▸ Exercise goal
Give the data again, word for word.

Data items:
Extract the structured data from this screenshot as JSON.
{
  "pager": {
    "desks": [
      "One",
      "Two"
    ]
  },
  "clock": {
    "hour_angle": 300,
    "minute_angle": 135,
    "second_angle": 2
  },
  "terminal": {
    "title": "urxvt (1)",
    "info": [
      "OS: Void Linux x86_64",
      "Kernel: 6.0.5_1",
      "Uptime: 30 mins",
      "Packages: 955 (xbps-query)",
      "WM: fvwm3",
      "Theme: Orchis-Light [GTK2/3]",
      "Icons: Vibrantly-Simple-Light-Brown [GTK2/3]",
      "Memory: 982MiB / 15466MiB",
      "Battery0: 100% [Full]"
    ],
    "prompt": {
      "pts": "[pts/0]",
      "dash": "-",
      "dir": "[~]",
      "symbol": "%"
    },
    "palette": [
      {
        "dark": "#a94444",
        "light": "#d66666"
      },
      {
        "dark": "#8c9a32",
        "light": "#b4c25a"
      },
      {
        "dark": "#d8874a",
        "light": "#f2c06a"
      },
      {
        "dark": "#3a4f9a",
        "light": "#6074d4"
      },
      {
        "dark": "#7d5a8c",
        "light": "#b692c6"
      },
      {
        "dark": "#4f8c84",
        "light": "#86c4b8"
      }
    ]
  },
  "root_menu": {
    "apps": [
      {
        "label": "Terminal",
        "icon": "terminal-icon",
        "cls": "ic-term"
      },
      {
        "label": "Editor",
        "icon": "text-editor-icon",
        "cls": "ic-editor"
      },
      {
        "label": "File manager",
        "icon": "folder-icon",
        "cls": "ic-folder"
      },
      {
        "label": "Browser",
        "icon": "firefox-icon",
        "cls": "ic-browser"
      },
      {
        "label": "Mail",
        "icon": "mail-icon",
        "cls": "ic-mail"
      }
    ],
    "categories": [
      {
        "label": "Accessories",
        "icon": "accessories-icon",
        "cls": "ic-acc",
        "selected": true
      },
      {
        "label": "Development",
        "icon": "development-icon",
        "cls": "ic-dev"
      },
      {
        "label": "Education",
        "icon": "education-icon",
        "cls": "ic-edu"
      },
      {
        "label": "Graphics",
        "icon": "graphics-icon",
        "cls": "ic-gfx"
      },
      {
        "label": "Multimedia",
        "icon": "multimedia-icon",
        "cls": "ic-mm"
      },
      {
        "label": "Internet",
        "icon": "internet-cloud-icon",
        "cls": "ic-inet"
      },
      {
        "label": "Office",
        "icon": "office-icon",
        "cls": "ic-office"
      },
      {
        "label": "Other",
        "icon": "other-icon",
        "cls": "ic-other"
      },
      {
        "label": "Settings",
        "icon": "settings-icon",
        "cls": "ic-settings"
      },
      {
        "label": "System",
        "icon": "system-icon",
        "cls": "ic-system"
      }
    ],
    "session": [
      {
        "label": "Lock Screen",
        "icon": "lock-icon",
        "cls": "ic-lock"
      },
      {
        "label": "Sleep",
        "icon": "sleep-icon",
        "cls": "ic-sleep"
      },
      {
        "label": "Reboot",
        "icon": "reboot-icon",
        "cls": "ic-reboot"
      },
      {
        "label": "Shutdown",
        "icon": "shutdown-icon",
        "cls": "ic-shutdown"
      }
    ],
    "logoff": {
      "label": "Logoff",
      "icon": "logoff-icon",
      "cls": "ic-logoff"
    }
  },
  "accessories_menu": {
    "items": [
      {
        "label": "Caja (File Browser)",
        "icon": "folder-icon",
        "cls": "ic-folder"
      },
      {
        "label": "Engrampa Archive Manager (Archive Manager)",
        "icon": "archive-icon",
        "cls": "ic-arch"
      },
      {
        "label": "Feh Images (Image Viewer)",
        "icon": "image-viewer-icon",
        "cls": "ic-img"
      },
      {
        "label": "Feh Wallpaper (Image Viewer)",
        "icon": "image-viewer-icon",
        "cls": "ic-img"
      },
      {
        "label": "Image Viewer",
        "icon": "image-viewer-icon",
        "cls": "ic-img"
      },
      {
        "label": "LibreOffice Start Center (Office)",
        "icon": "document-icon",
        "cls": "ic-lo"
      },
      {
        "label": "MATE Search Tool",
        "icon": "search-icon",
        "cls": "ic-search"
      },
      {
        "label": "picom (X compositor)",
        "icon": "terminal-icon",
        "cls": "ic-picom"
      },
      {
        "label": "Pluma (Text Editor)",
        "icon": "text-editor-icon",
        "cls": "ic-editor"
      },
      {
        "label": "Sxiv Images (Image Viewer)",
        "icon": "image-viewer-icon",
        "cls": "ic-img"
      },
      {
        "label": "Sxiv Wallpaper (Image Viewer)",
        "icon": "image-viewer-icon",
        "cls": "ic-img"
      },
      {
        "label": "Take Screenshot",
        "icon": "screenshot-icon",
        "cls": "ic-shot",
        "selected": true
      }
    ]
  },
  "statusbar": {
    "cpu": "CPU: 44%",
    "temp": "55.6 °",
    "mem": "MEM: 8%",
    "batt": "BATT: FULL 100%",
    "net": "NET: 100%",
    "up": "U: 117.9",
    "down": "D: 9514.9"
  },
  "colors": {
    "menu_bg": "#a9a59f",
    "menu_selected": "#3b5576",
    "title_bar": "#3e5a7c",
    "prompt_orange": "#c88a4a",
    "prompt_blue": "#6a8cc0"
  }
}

▸ Solution to this exercise
Extract the structured data from this screenshot as JSON.
{
  "pager": {
    "desks": [
      "One",
      "Two"
    ]
  },
  "clock": {
    "hour_angle": 300,
    "minute_angle": 135,
    "second_angle": 2
  },
  "terminal": {
    "title": "urxvt (1)",
    "info": [
      "OS: Void Linux x86_64",
      "Kernel: 6.0.5_1",
      "Uptime: 30 mins",
      "Packages: 955 (xbps-query)",
      "WM: fvwm3",
      "Theme: Orchis-Light [GTK2/3]",
      "Icons: Vibrantly-Simple-Light-Brown [GTK2/3]",
      "Memory: 982MiB / 15466MiB",
      "Battery0: 100% [Full]"
    ],
    "prompt": {
      "pts": "[pts/0]",
      "dash": "-",
      "dir": "[~]",
      "symbol": "%"
    },
    "palette": [
      {
        "dark": "#a94444",
        "light": "#d66666"
      },
      {
        "dark": "#8c9a32",
        "light": "#b4c25a"
      },
      {
        "dark": "#d8874a",
        "light": "#f2c06a"
      },
      {
        "dark": "#3a4f9a",
        "light": "#6074d4"
      },
      {
        "dark": "#7d5a8c",
        "light": "#b692c6"
      },
      {
        "dark": "#4f8c84",
        "light": "#86c4b8"
      }
    ]
  },
  "root_menu": {
    "apps": [
      {
        "label": "Terminal",
        "icon": "terminal-icon",
        "cls": "ic-term"
      },
      {
        "label": "Editor",
        "icon": "text-editor-icon",
        "cls": "ic-editor"
      },
      {
        "label": "File manager",
        "icon": "folder-icon",
        "cls": "ic-folder"
      },
      {
        "label": "Browser",
        "icon": "firefox-icon",
        "cls": "ic-browser"
      },
      {
        "label": "Mail",
        "icon": "mail-icon",
        "cls": "ic-mail"
      }
    ],
    "categories": [
      {
        "label": "Accessories",
        "icon": "accessories-icon",
        "cls": "ic-acc",
        "selected": true
      },
      {
        "label": "Development",
        "icon": "development-icon",
        "cls": "ic-dev"
      },
      {
        "label": "Education",
        "icon": "education-icon",
        "cls": "ic-edu"
      },
      {
        "label": "Graphics",
        "icon": "graphics-icon",
        "cls": "ic-gfx"
      },
      {
        "label": "Multimedia",
        "icon": "multimedia-icon",
        "cls": "ic-mm"
      },
      {
        "label": "Internet",
        "icon": "internet-cloud-icon",
        "cls": "ic-inet"
      },
      {
        "label": "Office",
        "icon": "office-icon",
        "cls": "ic-office"
      },
      {
        "label": "Other",
        "icon": "other-icon",
        "cls": "ic-other"
      },
      {
        "label": "Settings",
        "icon": "settings-icon",
        "cls": "ic-settings"
      },
      {
        "label": "System",
        "icon": "system-icon",
        "cls": "ic-system"
      }
    ],
    "session": [
      {
        "label": "Lock Screen",
        "icon": "lock-icon",
        "cls": "ic-lock"
      },
      {
        "label": "Sleep",
        "icon": "sleep-icon",
        "cls": "ic-sleep"
      },
      {
        "label": "Reboot",
        "icon": "reboot-icon",
        "cls": "ic-reboot"
      },
      {
        "label": "Shutdown",
        "icon": "shutdown-icon",
        "cls": "ic-shutdown"
      }
    ],
    "logoff": {
      "label": "Logoff",
      "icon": "logoff-icon",
      "cls": "ic-logoff"
    }
  },
  "accessories_menu": {
    "items": [
      {
        "label": "Caja (File Browser)",
        "icon": "folder-icon",
        "cls": "ic-folder"
      },
      {
        "label": "Engrampa Archive Manager (Archive Manager)",
        "icon": "archive-icon",
        "cls": "ic-arch"
      },
      {
        "label": "Feh Images (Image Viewer)",
        "icon": "image-viewer-icon",
        "cls": "ic-img"
      },
      {
        "label": "Feh Wallpaper (Image Viewer)",
        "icon": "image-viewer-icon",
        "cls": "ic-img"
      },
      {
        "label": "Image Viewer",
        "icon": "image-viewer-icon",
        "cls": "ic-img"
      },
      {
        "label": "LibreOffice Start Center (Office)",
        "icon": "document-icon",
        "cls": "ic-lo"
      },
      {
        "label": "MATE Search Tool",
        "icon": "search-icon",
        "cls": "ic-search"
      },
      {
        "label": "picom (X compositor)",
        "icon": "terminal-icon",
        "cls": "ic-picom"
      },
      {
        "label": "Pluma (Text Editor)",
        "icon": "text-editor-icon",
        "cls": "ic-editor"
      },
      {
        "label": "Sxiv Images (Image Viewer)",
        "icon": "image-viewer-icon",
        "cls": "ic-img"
      },
      {
        "label": "Sxiv Wallpaper (Image Viewer)",
        "icon": "image-viewer-icon",
        "cls": "ic-img"
      },
      {
        "label": "Take Screenshot",
        "icon": "screenshot-icon",
        "cls": "ic-shot",
        "selected": true
      }
    ]
  },
  "statusbar": {
    "cpu": "CPU: 44%",
    "temp": "55.6 °",
    "mem": "MEM: 8%",
    "batt": "BATT: FULL 100%",
    "net": "NET: 100%",
    "up": "U: 117.9",
    "down": "D: 9514.9"
  },
  "colors": {
    "menu_bg": "#a9a59f",
    "menu_selected": "#3b5576",
    "title_bar": "#3e5a7c",
    "prompt_orange": "#c88a4a",
    "prompt_blue": "#6a8cc0"
  }
}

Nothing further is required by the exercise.